## Material for this exercise
>> START
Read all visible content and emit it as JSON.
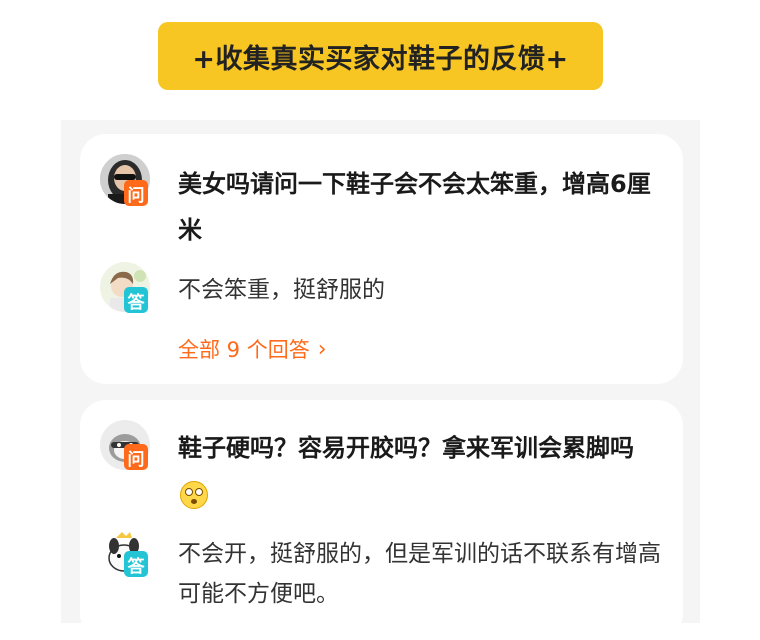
{
  "header": {
    "title": "+收集真实买家对鞋子的反馈+",
    "accent_color": "#f7c623"
  },
  "qa_items": [
    {
      "question": "美女吗请问一下鞋子会不会太笨重，增高6厘米",
      "question_badge": "问",
      "answer": "不会笨重，挺舒服的",
      "answer_badge": "答",
      "more_label": "全部 9 个回答"
    },
    {
      "question": "鞋子硬吗？容易开胶吗？拿来军训会累脚吗",
      "question_badge": "问",
      "question_emoji": "flushed-face-icon",
      "answer": "不会开，挺舒服的，但是军训的话不联系有增高可能不方便吧。",
      "answer_badge": "答"
    }
  ],
  "colors": {
    "question_badge": "#ff6a1a",
    "answer_badge": "#22c4d6",
    "link": "#ff6a1a"
  }
}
>> END
## Exercise directions
Output all the records, word for word, with no pictures in the copy.

## Result
Read all visible content and emit it as JSON.
{
  "header": {
    "title": "+收集真实买家对鞋子的反馈+",
    "accent_color": "#f7c623"
  },
  "qa_items": [
    {
      "question": "美女吗请问一下鞋子会不会太笨重，增高6厘米",
      "question_badge": "问",
      "answer": "不会笨重，挺舒服的",
      "answer_badge": "答",
      "more_label": "全部 9 个回答"
    },
    {
      "question": "鞋子硬吗？容易开胶吗？拿来军训会累脚吗",
      "question_badge": "问",
      "question_emoji": "flushed-face-icon",
      "answer": "不会开，挺舒服的，但是军训的话不联系有增高可能不方便吧。",
      "answer_badge": "答"
    }
  ],
  "colors": {
    "question_badge": "#ff6a1a",
    "answer_badge": "#22c4d6",
    "link": "#ff6a1a"
  }
}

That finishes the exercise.